Short exercise ▸
Where the word "query" occurs in a line, return that line.

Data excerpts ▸
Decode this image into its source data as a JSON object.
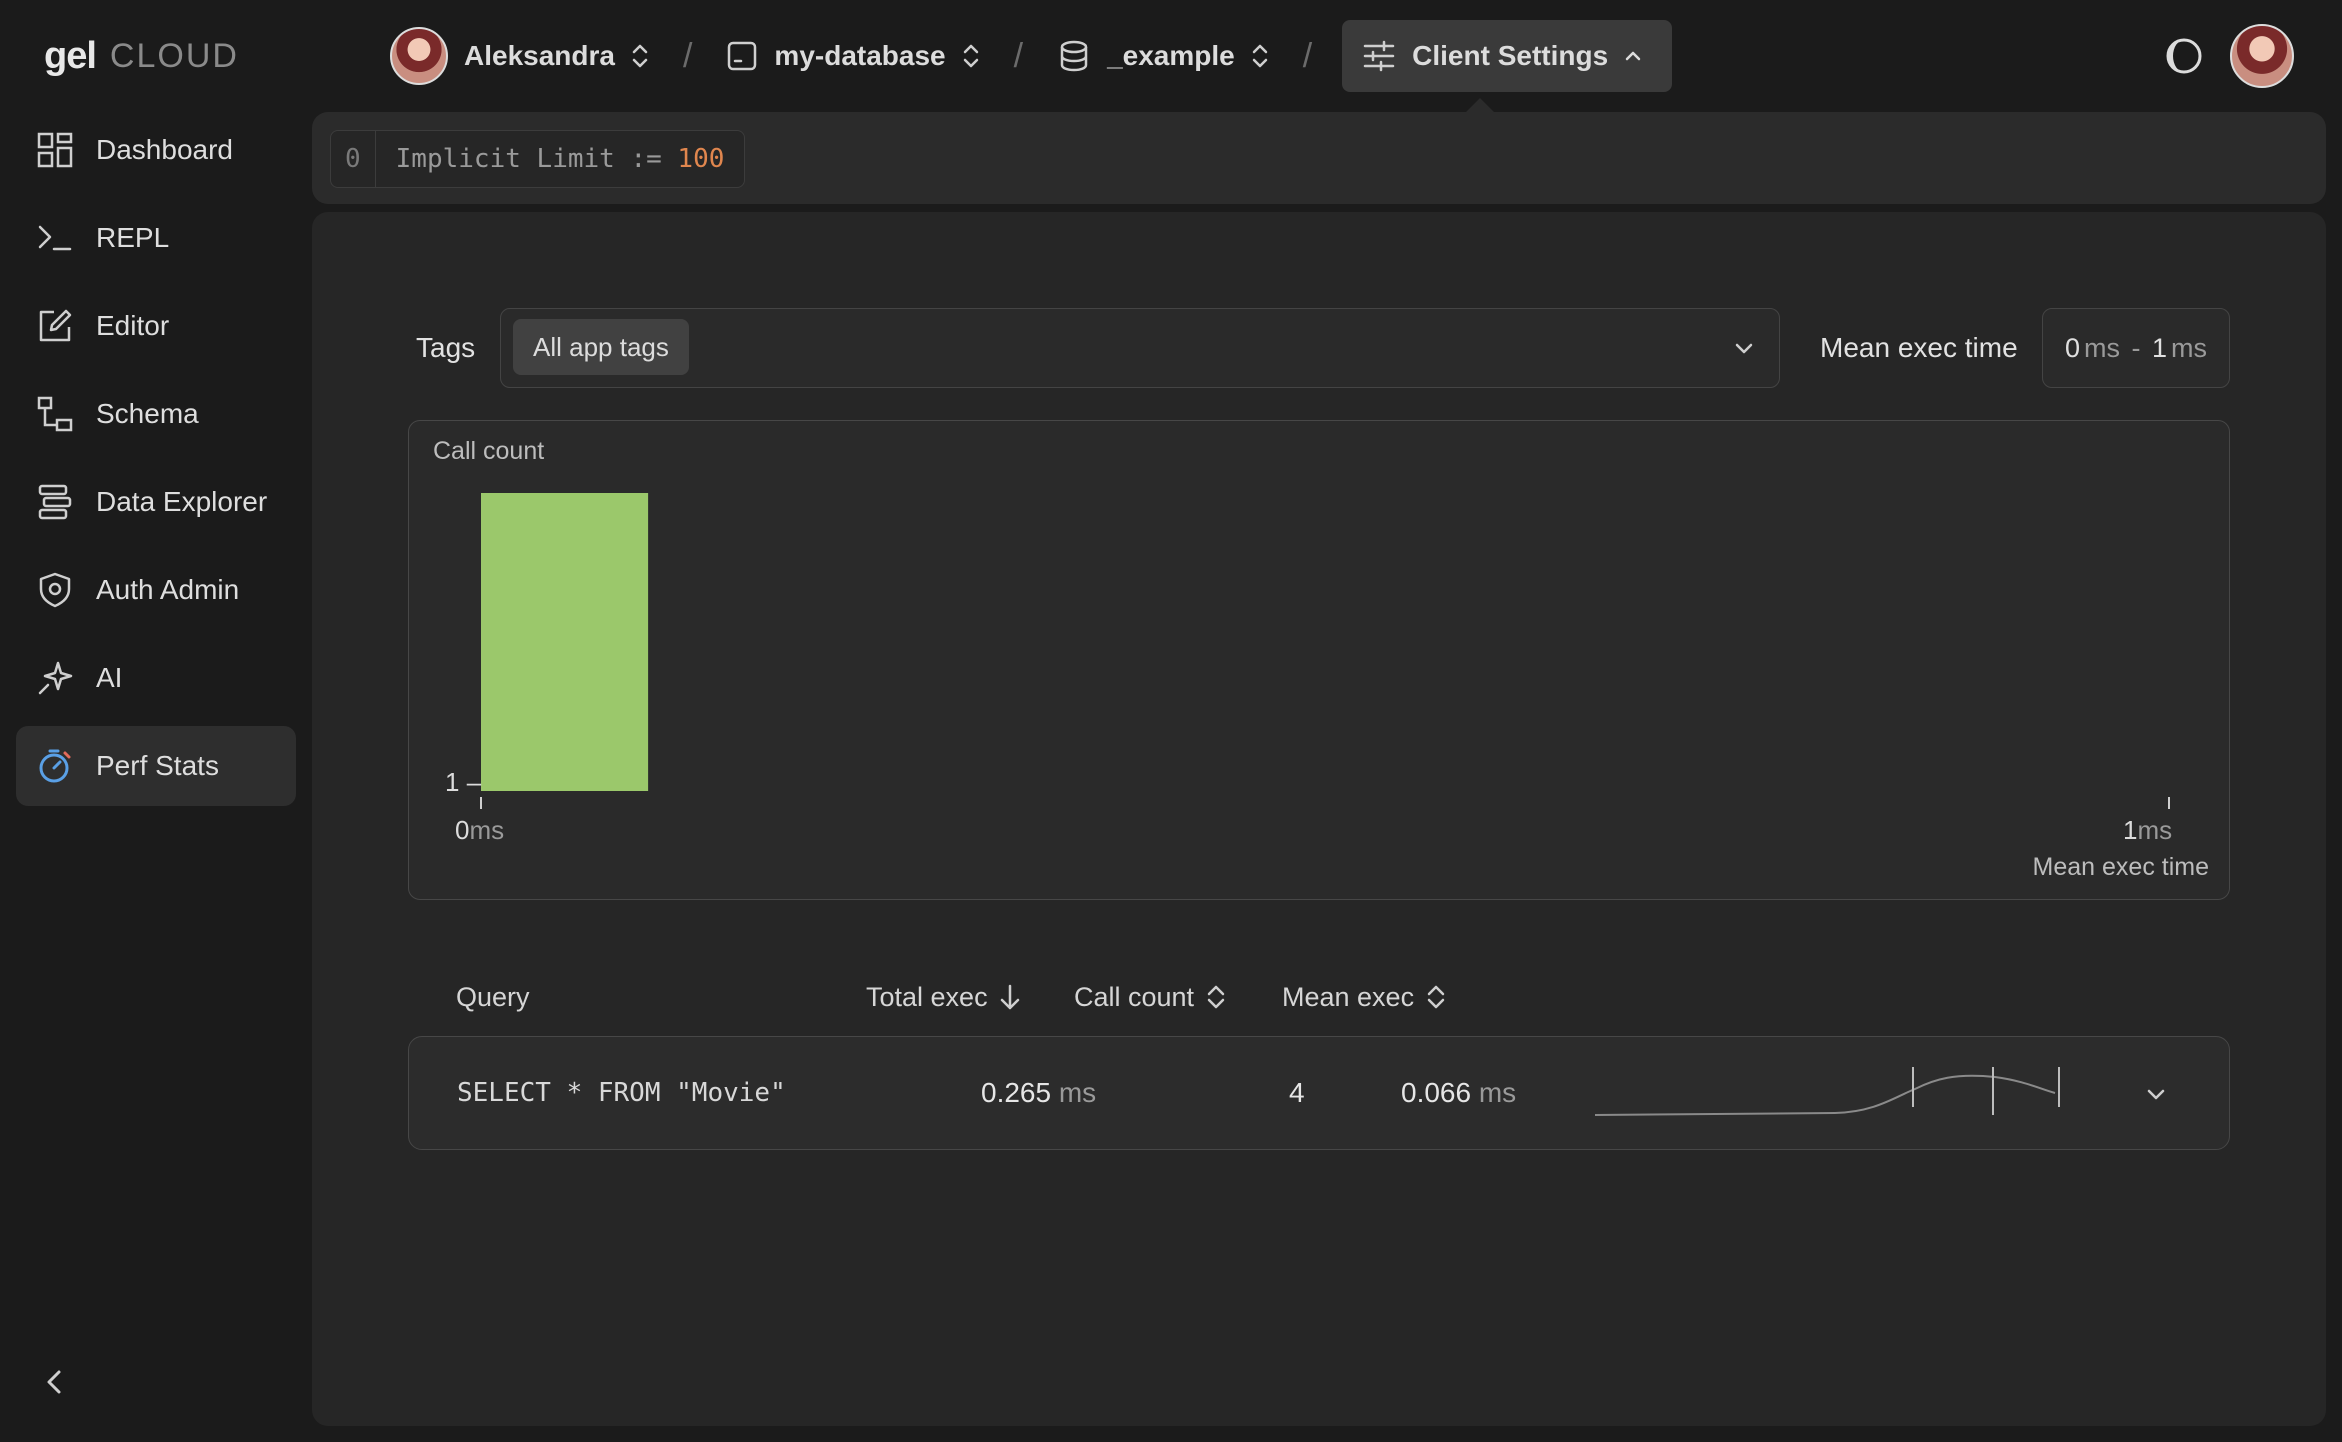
{
  "brand": {
    "logo_text": "gel",
    "cloud_text": "CLOUD"
  },
  "breadcrumb": {
    "user": "Aleksandra",
    "instance": "my-database",
    "branch": "_example",
    "settings": "Client Settings"
  },
  "sidebar": {
    "items": [
      {
        "label": "Dashboard",
        "icon": "dashboard-icon"
      },
      {
        "label": "REPL",
        "icon": "terminal-icon"
      },
      {
        "label": "Editor",
        "icon": "editor-icon"
      },
      {
        "label": "Schema",
        "icon": "schema-icon"
      },
      {
        "label": "Data Explorer",
        "icon": "data-explorer-icon"
      },
      {
        "label": "Auth Admin",
        "icon": "shield-icon"
      },
      {
        "label": "AI",
        "icon": "sparkle-icon"
      },
      {
        "label": "Perf Stats",
        "icon": "stopwatch-icon",
        "active": true
      }
    ]
  },
  "client_settings": {
    "index": "0",
    "expr_prefix": "Implicit Limit := ",
    "value": "100"
  },
  "filters": {
    "tags_label": "Tags",
    "tags_value": "All app tags",
    "mean_exec_label": "Mean exec time",
    "range_from": "0",
    "range_to": "1",
    "range_unit": "ms",
    "range_sep": " - "
  },
  "chart_data": {
    "type": "bar",
    "ylabel": "Call count",
    "xlabel": "Mean exec time",
    "x_ticks": [
      {
        "num": "0",
        "unit": "ms"
      },
      {
        "num": "1",
        "unit": "ms"
      }
    ],
    "y_ticks": [
      "1"
    ],
    "bars": [
      {
        "x_from": 0,
        "x_to": 0.1,
        "value": 1
      }
    ],
    "xlim": [
      0,
      1
    ],
    "color": "#9bc86b",
    "grid": false
  },
  "table": {
    "headers": {
      "query": "Query",
      "total_exec": "Total exec",
      "call_count": "Call count",
      "mean_exec": "Mean exec"
    },
    "rows": [
      {
        "query": "SELECT * FROM \"Movie\"",
        "total_exec": "0.265",
        "total_unit": "ms",
        "call_count": "4",
        "mean_exec": "0.066",
        "mean_unit": "ms"
      }
    ]
  },
  "colors": {
    "background": "#1b1b1b",
    "panel": "#262626",
    "accent_bar": "#9bc86b",
    "limit_value": "#e0864e"
  }
}
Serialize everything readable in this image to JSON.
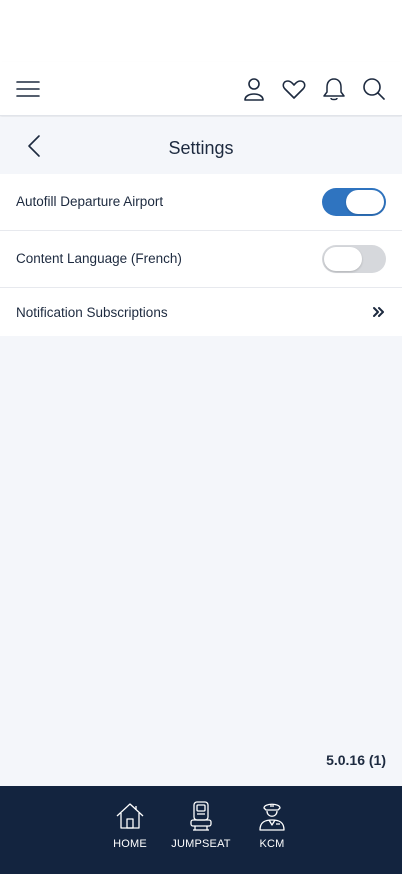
{
  "header": {
    "icons": [
      "menu-icon",
      "profile-icon",
      "heart-icon",
      "bell-icon",
      "search-icon"
    ]
  },
  "titlebar": {
    "title": "Settings",
    "back_icon": "chevron-left-icon"
  },
  "settings": {
    "items": [
      {
        "label": "Autofill Departure Airport",
        "control": "toggle",
        "on": true
      },
      {
        "label": "Content Language (French)",
        "control": "toggle",
        "on": false
      },
      {
        "label": "Notification Subscriptions",
        "control": "chevron-double-right-icon"
      }
    ]
  },
  "version": "5.0.16 (1)",
  "colors": {
    "accent": "#2f74c0",
    "tabbar": "#13243f",
    "toggle_off": "#d6d8dc",
    "background": "#f4f6fa"
  },
  "tabbar": {
    "tabs": [
      {
        "label": "HOME",
        "icon": "home-icon"
      },
      {
        "label": "JUMPSEAT",
        "icon": "seat-icon"
      },
      {
        "label": "KCM",
        "icon": "pilot-icon"
      }
    ]
  }
}
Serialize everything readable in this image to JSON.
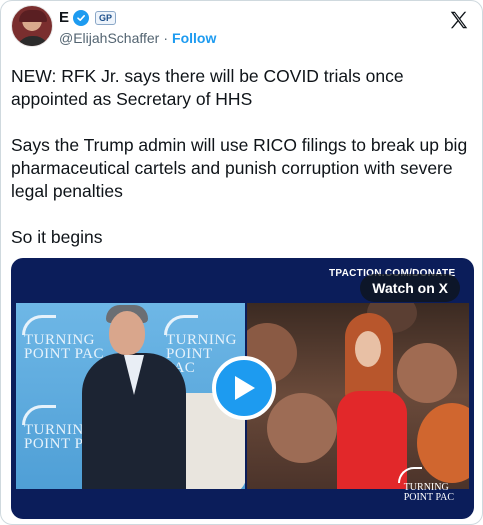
{
  "author": {
    "display_name": "E",
    "handle": "@ElijahSchaffer",
    "separator": "·",
    "follow_label": "Follow",
    "affiliate_badge": "GP",
    "verified": true
  },
  "tweet": {
    "paragraphs": [
      "NEW: RFK Jr. says there will be COVID trials once appointed as Secretary of HHS",
      "Says the Trump admin will use RICO filings to break up big pharmaceutical cartels and punish corruption with severe legal penalties",
      "So it begins"
    ]
  },
  "media": {
    "watch_label": "Watch on X",
    "ribbon_text": "TPACTION.COM/DONATE",
    "left_logo_line1": "TURNING",
    "left_logo_line2": "POINT PAC",
    "corner_logo_line1": "TURNING",
    "corner_logo_line2": "POINT PAC"
  },
  "icons": {
    "x_logo": "x-logo-icon",
    "verified": "verified-check-icon",
    "play": "play-icon"
  },
  "colors": {
    "accent": "#1d9bf0",
    "text": "#0f1419",
    "secondary": "#536471"
  }
}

Response to this exercise ▸
      "query": "Query",
        "query": "SELECT * FROM \"Movie\"",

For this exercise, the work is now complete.